[Collected data entries]
※ ※ ※

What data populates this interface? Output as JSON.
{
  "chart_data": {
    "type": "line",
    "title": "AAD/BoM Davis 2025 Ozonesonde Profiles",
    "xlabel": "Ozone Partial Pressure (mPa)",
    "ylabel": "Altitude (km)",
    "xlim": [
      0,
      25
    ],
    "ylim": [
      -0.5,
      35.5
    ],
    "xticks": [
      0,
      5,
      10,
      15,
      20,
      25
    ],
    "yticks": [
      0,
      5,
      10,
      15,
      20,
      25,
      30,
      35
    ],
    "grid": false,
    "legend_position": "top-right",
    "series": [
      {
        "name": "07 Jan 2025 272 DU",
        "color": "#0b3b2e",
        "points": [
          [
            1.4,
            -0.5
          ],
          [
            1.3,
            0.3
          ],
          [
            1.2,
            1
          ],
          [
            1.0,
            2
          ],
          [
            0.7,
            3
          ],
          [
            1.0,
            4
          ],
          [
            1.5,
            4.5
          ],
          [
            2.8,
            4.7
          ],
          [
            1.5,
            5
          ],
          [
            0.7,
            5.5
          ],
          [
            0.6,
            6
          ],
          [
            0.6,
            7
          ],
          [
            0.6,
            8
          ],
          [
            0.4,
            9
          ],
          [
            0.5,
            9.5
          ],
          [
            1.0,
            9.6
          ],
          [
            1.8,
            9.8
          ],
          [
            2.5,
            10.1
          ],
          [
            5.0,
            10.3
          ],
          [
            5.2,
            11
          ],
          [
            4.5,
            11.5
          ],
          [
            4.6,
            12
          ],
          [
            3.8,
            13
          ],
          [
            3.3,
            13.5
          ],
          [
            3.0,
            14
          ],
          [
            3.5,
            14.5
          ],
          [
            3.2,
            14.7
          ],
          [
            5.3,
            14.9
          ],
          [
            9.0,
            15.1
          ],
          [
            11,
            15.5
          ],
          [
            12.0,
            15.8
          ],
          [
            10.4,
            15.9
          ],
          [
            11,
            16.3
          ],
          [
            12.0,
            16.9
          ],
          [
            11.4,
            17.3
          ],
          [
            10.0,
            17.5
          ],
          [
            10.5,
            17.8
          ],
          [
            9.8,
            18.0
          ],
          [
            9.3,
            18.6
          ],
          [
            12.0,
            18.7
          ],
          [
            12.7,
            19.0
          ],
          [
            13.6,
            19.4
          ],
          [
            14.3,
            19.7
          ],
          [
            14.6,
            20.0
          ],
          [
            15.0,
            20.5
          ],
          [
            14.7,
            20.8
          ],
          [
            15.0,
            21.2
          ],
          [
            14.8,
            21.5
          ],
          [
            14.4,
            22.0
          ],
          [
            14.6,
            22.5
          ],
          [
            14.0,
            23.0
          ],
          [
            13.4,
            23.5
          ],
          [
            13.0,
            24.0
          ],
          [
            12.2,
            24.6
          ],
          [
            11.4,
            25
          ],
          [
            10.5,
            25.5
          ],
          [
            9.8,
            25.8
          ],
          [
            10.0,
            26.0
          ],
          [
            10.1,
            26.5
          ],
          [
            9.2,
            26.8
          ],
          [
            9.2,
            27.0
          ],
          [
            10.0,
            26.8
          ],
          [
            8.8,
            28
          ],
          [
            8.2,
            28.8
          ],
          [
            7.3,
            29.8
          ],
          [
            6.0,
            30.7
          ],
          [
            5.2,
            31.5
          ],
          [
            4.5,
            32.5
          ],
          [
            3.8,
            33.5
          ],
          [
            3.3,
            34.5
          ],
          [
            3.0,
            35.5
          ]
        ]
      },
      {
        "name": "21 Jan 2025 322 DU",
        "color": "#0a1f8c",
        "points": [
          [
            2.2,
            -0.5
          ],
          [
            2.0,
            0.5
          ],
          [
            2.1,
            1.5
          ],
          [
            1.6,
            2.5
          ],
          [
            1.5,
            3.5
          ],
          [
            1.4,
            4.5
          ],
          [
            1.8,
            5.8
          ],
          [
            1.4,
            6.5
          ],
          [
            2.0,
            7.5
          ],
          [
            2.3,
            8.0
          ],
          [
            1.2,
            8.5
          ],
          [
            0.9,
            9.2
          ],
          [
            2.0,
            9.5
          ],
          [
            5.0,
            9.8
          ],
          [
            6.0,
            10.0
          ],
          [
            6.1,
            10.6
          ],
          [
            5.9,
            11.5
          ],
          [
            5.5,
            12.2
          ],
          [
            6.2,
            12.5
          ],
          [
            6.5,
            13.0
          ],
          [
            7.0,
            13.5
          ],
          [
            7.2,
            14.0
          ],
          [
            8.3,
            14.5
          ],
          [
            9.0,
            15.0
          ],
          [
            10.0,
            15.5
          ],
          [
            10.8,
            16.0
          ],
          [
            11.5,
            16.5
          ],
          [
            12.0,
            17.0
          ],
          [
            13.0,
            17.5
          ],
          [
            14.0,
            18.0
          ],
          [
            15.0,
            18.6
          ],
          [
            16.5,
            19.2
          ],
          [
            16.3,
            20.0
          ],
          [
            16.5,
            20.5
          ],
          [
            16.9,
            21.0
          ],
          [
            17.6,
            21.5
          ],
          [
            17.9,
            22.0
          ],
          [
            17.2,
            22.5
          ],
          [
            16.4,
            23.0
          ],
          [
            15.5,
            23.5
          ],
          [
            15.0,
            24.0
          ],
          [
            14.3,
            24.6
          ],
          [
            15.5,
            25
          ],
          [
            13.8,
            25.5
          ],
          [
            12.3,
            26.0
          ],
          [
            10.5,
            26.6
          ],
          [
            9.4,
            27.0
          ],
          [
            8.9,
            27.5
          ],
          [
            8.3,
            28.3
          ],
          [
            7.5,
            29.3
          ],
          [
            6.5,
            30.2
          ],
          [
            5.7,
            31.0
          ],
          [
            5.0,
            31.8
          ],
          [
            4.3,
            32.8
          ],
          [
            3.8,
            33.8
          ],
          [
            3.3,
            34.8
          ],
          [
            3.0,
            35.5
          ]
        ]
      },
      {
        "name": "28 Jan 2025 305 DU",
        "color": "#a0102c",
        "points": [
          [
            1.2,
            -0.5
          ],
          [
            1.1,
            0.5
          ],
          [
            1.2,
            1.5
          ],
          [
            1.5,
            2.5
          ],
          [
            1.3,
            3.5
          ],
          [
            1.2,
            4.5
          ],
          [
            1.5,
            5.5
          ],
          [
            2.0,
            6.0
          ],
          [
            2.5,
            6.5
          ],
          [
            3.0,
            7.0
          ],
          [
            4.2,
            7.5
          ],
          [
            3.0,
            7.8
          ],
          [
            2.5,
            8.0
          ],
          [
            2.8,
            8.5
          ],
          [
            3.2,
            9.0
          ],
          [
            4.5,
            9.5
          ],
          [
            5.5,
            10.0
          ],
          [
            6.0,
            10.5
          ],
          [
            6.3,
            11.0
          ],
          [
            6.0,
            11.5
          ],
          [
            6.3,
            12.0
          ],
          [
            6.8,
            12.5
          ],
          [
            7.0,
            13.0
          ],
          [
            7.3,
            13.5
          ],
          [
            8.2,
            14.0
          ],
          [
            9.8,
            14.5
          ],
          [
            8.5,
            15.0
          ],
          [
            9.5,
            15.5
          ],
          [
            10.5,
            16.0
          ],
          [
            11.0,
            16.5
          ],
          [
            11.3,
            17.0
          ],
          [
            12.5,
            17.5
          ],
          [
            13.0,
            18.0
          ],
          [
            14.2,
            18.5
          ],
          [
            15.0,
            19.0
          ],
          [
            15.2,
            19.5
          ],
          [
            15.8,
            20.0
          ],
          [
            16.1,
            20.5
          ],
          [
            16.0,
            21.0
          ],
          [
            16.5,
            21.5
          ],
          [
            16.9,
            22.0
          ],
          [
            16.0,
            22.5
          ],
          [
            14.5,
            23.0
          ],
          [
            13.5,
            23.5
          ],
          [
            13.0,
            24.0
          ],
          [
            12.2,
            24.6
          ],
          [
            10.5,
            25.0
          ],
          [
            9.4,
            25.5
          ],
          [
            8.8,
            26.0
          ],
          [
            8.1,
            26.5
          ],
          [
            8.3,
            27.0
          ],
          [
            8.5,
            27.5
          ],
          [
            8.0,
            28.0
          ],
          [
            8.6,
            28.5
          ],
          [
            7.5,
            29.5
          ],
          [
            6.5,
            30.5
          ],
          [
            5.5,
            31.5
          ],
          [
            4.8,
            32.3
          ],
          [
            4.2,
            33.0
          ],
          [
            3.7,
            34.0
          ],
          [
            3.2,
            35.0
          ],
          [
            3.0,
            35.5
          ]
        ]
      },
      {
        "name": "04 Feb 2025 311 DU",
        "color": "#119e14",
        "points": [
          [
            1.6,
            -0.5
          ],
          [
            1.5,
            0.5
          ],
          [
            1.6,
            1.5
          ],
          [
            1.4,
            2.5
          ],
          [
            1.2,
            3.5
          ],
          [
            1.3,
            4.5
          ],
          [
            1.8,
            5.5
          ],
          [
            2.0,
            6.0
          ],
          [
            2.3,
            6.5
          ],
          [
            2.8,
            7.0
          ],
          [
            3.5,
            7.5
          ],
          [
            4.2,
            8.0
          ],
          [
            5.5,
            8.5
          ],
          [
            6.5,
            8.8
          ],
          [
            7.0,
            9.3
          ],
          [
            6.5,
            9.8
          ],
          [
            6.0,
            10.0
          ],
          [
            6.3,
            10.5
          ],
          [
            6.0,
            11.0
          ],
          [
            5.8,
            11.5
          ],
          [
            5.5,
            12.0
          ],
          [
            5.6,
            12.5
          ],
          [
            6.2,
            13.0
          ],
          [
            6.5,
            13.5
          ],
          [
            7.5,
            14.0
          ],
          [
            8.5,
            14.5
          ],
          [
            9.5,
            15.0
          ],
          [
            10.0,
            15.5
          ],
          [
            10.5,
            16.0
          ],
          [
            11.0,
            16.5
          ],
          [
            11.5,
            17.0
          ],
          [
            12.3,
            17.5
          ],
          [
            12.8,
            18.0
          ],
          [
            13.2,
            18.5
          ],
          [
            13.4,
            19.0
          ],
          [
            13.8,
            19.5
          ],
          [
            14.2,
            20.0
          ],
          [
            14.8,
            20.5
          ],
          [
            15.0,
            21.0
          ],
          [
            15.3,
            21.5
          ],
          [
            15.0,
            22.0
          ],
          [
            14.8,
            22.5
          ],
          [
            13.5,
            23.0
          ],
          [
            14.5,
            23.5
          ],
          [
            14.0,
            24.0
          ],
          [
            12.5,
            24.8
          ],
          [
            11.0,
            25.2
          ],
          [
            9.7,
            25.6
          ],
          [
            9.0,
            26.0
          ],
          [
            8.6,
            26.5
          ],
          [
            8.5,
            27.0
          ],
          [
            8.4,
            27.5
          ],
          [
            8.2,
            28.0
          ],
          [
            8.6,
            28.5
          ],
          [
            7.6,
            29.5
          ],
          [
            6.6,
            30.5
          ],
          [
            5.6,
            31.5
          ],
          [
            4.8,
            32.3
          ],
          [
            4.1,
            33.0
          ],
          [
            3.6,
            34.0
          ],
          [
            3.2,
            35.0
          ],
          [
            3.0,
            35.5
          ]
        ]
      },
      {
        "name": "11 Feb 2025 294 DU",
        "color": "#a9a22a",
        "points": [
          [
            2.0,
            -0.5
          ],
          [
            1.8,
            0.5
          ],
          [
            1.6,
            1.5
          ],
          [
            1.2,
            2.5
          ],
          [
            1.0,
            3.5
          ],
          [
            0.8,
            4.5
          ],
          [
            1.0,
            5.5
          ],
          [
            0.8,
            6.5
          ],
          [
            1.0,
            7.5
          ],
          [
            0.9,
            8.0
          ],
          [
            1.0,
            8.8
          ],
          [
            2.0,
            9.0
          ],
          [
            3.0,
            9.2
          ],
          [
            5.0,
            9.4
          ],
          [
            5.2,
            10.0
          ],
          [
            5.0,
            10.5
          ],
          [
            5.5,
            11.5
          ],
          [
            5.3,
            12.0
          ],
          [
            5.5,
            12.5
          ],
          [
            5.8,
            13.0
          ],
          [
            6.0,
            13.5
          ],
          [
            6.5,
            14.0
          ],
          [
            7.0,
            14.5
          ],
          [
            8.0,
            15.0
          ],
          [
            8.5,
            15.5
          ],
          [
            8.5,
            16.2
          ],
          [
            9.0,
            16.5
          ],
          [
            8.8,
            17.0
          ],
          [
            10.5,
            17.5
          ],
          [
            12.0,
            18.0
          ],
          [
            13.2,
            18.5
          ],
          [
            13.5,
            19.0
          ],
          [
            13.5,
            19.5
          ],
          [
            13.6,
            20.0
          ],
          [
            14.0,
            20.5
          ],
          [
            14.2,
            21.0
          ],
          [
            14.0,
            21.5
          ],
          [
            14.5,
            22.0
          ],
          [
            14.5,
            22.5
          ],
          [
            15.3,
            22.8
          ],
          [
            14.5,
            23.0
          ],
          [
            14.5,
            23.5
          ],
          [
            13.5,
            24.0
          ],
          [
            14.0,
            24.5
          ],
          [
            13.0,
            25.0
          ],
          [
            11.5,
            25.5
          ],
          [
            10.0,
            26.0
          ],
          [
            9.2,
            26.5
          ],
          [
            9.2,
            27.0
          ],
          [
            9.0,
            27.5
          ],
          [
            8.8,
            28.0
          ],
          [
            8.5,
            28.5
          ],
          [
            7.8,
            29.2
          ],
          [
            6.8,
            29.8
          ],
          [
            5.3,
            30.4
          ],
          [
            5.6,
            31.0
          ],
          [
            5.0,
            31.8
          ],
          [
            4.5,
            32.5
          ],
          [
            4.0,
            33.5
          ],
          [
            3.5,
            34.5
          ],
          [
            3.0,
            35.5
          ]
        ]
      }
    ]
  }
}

※ ※ ※

DESCRIPTION OF THE TASK
Look over the listing above. Pick out and copy every line that includes "name".

FINISHED ANSWER
        "name": "07 Jan 2025 272 DU",
        "name": "21 Jan 2025 322 DU",
        "name": "28 Jan 2025 305 DU",
        "name": "04 Feb 2025 311 DU",
        "name": "11 Feb 2025 294 DU",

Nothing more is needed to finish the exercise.